WHAT YOU SHOULD DO:
Reproduce the stretch of the entries below that opens with the line containing "value-cell: 1,187.00 (405, 400, 517, 419)" and closes with the line containing "row-label: Break-Even Units (round up) (22, 402, 178, 415)", swapping "currency-symbol" for "currency-sign" and leaving everything else unchanged.

• • • • • • •

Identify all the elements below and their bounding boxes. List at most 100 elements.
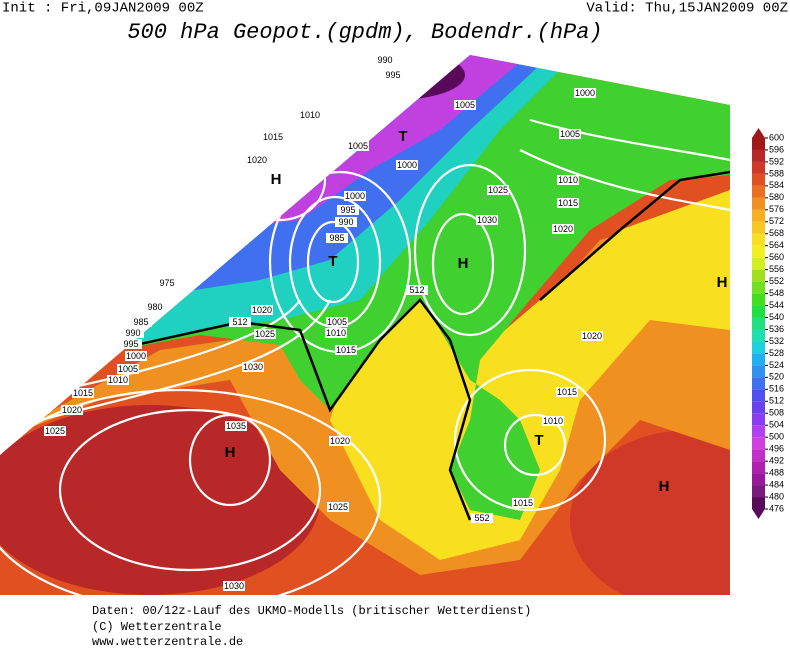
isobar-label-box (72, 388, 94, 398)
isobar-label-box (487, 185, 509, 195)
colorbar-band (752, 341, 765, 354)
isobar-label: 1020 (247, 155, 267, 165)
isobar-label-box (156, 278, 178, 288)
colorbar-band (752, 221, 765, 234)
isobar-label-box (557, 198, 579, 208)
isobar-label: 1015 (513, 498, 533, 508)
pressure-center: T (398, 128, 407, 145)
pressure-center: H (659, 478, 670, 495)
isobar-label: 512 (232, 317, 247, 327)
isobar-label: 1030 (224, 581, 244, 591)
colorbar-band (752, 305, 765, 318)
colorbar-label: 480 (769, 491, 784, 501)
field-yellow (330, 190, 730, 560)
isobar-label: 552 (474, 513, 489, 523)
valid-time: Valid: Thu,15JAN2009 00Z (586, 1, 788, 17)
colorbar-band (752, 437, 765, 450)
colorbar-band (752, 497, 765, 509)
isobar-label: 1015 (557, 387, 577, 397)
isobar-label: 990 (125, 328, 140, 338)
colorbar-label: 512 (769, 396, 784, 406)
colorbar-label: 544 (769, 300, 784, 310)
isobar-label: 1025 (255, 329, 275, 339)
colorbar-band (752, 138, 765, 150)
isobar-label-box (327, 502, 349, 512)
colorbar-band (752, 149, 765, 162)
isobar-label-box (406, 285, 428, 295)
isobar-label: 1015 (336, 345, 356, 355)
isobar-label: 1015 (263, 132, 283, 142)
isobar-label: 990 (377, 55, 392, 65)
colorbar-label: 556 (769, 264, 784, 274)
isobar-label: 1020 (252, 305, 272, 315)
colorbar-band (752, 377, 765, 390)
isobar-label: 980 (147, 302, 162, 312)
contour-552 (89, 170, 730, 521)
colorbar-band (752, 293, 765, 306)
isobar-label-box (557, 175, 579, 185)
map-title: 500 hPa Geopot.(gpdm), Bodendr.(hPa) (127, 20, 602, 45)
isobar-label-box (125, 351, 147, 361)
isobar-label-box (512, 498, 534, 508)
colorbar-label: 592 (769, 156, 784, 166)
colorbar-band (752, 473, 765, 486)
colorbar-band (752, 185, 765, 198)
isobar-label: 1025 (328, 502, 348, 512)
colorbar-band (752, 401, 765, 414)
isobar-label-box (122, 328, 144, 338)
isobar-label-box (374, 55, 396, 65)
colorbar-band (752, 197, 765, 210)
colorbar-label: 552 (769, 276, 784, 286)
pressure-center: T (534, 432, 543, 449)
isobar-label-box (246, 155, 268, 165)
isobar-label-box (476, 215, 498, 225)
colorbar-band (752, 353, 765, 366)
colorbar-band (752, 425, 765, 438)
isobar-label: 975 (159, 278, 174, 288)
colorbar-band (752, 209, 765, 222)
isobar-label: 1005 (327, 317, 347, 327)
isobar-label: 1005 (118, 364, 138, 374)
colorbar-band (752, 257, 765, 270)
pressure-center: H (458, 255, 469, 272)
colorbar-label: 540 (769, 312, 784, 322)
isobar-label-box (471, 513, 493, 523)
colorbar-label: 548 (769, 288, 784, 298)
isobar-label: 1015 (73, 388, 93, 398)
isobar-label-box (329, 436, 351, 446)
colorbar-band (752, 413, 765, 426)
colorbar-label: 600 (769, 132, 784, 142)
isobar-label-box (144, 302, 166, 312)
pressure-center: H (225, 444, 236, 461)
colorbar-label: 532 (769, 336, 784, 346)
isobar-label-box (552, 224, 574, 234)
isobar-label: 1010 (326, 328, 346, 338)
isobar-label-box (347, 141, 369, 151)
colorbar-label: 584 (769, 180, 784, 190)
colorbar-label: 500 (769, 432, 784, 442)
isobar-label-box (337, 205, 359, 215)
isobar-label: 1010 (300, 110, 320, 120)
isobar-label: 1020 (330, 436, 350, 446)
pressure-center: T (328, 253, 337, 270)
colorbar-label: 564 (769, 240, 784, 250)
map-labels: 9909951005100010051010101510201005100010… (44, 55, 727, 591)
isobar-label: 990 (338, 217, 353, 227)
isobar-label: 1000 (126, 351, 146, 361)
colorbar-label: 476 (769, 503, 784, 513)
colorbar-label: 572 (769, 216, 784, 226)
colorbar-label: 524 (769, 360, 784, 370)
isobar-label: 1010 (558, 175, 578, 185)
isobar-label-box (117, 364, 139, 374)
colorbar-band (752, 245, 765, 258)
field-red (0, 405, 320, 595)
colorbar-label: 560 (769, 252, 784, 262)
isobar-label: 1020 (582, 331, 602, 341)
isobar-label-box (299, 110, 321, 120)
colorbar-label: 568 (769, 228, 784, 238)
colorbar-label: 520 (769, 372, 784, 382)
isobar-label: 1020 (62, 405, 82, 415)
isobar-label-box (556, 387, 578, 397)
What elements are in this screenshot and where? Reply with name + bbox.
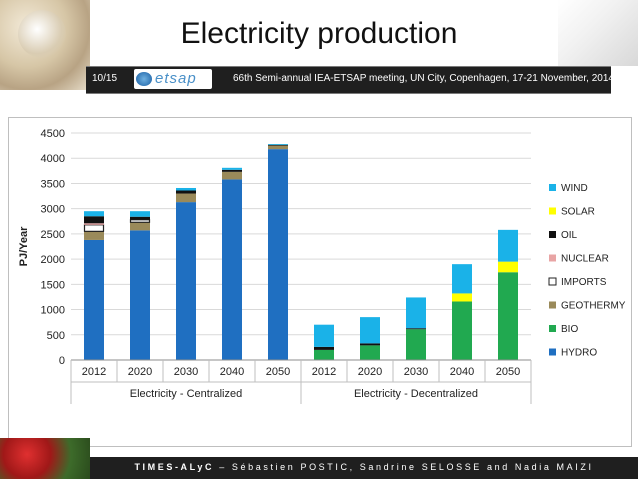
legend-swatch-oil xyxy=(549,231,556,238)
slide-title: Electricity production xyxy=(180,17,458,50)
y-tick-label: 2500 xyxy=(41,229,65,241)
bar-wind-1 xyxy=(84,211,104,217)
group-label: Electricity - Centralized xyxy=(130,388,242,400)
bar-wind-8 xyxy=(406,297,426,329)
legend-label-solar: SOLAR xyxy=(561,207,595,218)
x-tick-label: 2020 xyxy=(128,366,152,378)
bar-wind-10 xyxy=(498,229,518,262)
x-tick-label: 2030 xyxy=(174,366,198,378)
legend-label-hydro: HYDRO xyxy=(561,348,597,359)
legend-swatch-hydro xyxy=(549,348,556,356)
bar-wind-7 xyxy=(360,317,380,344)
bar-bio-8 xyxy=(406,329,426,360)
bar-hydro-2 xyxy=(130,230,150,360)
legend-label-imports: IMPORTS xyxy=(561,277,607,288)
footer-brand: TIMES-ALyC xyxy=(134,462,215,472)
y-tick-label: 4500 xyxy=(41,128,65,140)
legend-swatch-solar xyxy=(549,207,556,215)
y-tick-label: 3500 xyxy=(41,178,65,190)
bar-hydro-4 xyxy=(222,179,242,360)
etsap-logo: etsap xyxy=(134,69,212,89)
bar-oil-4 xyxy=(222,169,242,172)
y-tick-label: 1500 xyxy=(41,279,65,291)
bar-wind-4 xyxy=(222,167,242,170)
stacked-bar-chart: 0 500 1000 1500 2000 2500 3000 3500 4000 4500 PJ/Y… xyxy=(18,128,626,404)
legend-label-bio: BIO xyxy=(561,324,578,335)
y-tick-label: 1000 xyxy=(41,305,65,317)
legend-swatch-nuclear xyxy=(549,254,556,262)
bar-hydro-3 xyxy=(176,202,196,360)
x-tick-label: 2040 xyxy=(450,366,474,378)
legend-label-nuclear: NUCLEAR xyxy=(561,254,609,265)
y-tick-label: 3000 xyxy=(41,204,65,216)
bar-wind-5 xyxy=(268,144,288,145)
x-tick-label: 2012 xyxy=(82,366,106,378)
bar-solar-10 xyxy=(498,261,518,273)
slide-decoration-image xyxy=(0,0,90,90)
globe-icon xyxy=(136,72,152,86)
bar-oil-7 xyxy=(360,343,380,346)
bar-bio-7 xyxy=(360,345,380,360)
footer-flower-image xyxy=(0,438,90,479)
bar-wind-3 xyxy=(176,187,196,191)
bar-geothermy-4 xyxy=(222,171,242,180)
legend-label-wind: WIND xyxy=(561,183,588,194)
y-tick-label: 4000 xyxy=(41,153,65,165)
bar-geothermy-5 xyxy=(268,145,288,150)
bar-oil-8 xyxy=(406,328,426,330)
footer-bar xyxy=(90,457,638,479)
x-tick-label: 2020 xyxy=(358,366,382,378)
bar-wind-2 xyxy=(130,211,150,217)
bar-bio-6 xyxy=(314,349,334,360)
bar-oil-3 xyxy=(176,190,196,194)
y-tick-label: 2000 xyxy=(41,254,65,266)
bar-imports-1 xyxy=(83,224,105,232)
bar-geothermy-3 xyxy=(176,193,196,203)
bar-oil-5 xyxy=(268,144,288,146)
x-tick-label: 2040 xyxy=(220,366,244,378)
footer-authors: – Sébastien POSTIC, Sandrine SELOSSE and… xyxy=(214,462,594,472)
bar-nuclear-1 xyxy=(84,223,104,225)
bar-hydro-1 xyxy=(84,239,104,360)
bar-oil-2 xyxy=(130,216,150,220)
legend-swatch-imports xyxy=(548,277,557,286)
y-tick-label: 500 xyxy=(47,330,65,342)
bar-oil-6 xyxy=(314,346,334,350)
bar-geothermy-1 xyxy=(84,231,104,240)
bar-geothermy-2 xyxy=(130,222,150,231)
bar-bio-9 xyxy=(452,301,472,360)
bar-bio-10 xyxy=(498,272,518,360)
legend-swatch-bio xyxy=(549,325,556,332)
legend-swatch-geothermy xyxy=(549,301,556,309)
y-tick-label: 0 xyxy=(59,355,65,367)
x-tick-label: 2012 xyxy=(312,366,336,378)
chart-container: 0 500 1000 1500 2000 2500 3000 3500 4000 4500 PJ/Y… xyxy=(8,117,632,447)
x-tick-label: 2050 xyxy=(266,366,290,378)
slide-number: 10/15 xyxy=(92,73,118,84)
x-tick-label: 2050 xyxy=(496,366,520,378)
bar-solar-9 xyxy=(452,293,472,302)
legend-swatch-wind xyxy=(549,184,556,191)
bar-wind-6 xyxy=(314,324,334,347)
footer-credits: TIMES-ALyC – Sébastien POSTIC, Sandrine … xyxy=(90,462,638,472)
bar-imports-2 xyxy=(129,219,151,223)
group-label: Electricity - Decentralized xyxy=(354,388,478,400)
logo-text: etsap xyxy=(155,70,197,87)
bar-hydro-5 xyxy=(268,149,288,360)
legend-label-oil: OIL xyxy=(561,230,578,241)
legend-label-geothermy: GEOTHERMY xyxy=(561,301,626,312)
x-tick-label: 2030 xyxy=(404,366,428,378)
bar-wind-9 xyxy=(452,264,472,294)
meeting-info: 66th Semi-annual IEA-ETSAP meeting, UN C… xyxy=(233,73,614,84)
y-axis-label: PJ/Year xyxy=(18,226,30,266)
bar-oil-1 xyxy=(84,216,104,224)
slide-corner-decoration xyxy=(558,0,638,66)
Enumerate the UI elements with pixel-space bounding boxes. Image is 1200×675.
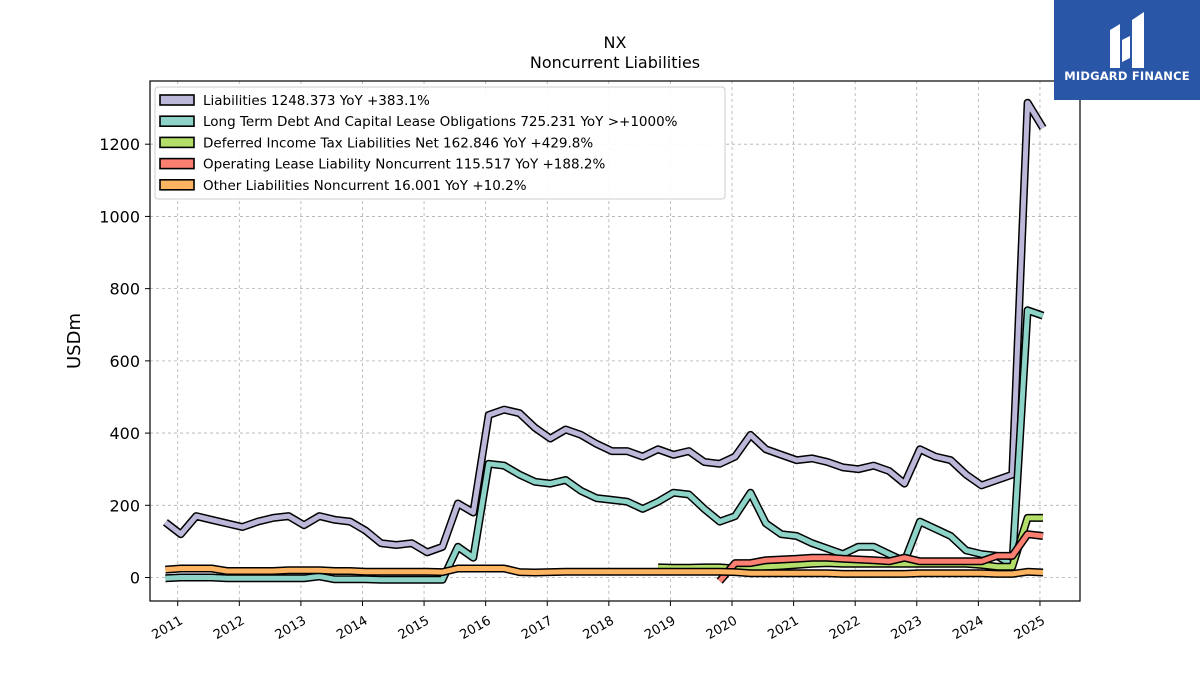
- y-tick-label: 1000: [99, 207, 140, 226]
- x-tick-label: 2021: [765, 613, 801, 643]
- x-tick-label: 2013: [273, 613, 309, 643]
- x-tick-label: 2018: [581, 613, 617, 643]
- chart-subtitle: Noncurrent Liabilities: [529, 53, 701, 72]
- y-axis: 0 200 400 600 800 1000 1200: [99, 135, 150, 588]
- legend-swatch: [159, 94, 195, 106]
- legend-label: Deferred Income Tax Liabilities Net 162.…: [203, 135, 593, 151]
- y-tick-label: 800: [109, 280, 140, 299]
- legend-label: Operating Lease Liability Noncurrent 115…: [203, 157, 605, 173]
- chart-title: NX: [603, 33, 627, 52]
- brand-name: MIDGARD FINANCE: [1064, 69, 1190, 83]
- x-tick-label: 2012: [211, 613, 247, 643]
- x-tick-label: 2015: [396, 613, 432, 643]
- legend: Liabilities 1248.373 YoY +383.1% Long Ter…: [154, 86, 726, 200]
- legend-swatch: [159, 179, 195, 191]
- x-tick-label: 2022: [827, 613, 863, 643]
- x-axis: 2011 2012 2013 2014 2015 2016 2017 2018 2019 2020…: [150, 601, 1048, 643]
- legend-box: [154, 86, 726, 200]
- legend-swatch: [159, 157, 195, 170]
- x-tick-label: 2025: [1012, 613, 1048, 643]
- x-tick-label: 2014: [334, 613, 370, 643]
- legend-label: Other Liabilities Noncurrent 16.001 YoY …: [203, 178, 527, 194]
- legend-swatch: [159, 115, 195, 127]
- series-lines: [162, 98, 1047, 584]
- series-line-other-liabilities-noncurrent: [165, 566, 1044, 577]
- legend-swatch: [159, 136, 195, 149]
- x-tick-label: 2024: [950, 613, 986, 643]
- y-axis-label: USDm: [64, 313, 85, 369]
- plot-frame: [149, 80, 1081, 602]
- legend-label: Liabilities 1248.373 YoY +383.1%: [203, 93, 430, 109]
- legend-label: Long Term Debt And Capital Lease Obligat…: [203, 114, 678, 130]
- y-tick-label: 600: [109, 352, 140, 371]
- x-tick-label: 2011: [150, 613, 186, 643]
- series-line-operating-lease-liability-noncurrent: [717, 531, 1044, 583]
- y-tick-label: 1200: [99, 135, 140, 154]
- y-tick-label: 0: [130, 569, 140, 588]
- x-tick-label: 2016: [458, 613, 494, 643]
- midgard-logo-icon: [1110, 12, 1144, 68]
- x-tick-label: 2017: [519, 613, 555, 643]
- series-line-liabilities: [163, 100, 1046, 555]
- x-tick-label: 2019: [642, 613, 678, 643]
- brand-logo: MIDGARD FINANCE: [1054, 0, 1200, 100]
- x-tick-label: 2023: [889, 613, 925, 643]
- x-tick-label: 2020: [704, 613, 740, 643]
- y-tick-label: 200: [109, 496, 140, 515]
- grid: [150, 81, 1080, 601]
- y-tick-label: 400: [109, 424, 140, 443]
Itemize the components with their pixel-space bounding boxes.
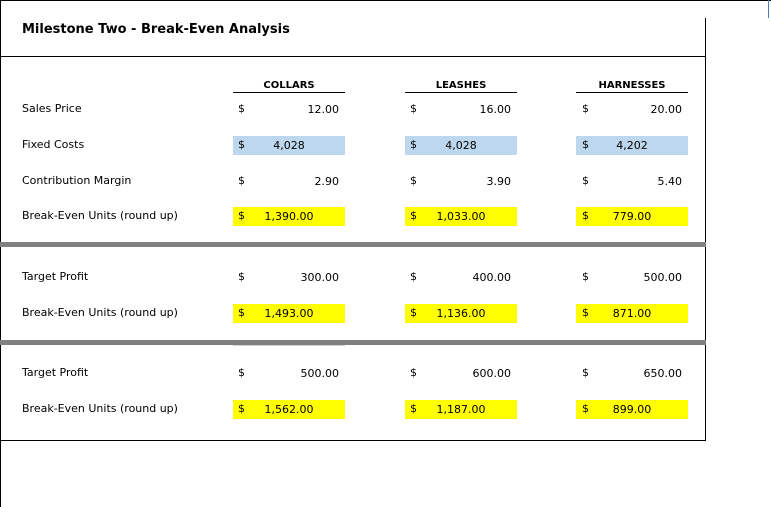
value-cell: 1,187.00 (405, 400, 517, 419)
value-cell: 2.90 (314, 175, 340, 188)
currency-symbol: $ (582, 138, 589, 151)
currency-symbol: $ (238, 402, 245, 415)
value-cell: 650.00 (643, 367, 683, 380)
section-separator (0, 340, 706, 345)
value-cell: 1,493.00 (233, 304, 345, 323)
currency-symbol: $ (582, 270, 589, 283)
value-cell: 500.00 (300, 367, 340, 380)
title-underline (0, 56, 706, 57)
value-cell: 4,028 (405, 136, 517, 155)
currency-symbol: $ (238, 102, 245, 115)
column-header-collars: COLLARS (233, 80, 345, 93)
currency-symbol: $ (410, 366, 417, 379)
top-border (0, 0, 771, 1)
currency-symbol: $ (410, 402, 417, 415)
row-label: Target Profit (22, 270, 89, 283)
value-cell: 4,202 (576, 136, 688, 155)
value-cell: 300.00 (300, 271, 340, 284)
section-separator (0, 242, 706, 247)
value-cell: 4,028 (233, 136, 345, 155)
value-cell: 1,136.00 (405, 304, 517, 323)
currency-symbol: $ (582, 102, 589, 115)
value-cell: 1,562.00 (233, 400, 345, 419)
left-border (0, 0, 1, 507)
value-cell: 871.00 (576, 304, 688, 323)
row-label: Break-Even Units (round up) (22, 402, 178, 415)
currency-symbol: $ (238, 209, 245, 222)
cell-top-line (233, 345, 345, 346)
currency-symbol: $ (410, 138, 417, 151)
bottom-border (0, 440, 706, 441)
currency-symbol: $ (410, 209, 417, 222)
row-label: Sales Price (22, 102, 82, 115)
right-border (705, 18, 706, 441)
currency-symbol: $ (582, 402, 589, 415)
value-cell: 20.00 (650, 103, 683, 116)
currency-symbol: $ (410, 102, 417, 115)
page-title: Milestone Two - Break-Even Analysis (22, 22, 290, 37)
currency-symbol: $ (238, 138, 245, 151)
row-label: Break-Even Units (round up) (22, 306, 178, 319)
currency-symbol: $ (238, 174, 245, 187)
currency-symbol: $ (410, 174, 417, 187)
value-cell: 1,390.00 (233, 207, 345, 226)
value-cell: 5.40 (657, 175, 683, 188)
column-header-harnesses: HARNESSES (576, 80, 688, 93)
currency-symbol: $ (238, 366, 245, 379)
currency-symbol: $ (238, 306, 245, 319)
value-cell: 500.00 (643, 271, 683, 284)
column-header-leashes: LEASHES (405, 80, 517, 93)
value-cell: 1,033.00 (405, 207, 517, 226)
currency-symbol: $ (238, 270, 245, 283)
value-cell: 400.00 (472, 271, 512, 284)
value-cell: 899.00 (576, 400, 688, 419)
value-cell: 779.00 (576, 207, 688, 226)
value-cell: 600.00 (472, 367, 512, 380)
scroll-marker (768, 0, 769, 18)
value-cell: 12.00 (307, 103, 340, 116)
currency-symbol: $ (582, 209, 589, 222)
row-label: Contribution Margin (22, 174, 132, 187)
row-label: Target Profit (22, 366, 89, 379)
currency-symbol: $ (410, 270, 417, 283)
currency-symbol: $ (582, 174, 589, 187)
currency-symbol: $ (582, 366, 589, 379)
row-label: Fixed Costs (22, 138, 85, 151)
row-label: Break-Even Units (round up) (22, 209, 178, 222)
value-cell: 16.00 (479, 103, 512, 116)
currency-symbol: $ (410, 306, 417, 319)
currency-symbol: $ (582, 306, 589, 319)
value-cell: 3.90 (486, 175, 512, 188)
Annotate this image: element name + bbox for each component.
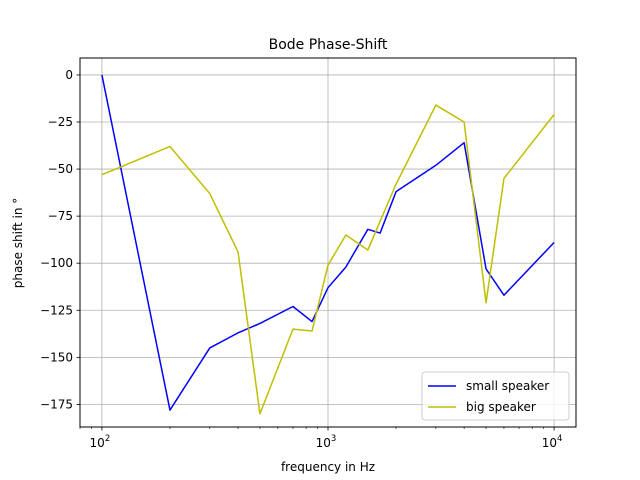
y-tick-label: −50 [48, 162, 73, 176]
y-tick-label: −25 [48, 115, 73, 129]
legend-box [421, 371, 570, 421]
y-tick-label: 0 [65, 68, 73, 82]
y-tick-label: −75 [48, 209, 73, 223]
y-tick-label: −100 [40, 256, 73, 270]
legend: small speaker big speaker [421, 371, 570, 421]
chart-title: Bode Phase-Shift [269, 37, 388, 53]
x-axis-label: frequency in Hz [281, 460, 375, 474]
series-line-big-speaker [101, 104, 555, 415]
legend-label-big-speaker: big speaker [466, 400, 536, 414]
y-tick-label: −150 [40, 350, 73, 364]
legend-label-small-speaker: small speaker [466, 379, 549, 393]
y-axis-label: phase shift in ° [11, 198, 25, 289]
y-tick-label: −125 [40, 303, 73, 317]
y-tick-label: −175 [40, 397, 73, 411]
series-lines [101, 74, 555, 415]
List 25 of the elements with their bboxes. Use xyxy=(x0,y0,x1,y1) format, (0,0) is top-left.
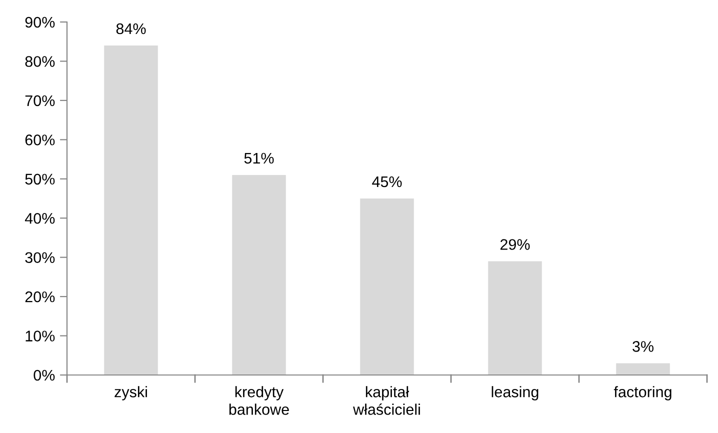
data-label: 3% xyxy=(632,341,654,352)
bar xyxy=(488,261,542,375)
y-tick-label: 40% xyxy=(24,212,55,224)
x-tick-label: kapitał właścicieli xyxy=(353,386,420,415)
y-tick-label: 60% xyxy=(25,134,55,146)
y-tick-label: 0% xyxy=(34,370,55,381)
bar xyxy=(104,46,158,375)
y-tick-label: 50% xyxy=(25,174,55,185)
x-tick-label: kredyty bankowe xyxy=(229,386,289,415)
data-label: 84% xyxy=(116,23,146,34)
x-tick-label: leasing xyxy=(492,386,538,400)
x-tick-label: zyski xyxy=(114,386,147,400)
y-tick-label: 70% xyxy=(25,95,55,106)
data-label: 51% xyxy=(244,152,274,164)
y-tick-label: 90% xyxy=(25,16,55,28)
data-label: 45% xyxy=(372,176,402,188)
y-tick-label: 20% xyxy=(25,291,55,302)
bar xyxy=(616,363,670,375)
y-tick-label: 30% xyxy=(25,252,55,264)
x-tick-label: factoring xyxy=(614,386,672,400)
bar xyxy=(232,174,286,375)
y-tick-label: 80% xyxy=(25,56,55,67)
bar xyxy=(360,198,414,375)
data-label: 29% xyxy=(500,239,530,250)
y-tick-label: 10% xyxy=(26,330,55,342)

• • • • • • •

RESPONSE:
value-cell: 1,187.00 (405, 400, 517, 419)
value-cell: 2.90 (314, 175, 340, 188)
currency-sign: $ (582, 138, 589, 151)
currency-sign: $ (238, 402, 245, 415)
value-cell: 650.00 (643, 367, 683, 380)
section-separator (0, 340, 706, 345)
value-cell: 1,493.00 (233, 304, 345, 323)
currency-sign: $ (582, 270, 589, 283)
value-cell: 500.00 (300, 367, 340, 380)
title-underline (0, 56, 706, 57)
value-cell: 4,028 (405, 136, 517, 155)
currency-sign: $ (238, 102, 245, 115)
column-header-collars: COLLARS (233, 80, 345, 93)
currency-sign: $ (410, 366, 417, 379)
top-border (0, 0, 771, 1)
currency-sign: $ (410, 402, 417, 415)
row-label: Target Profit (22, 270, 89, 283)
value-cell: 4,202 (576, 136, 688, 155)
value-cell: 300.00 (300, 271, 340, 284)
section-separator (0, 242, 706, 247)
value-cell: 4,028 (233, 136, 345, 155)
value-cell: 1,136.00 (405, 304, 517, 323)
currency-sign: $ (582, 102, 589, 115)
value-cell: 1,562.00 (233, 400, 345, 419)
left-border (0, 0, 1, 507)
value-cell: 871.00 (576, 304, 688, 323)
row-label: Break-Even Units (round up) (22, 402, 178, 415)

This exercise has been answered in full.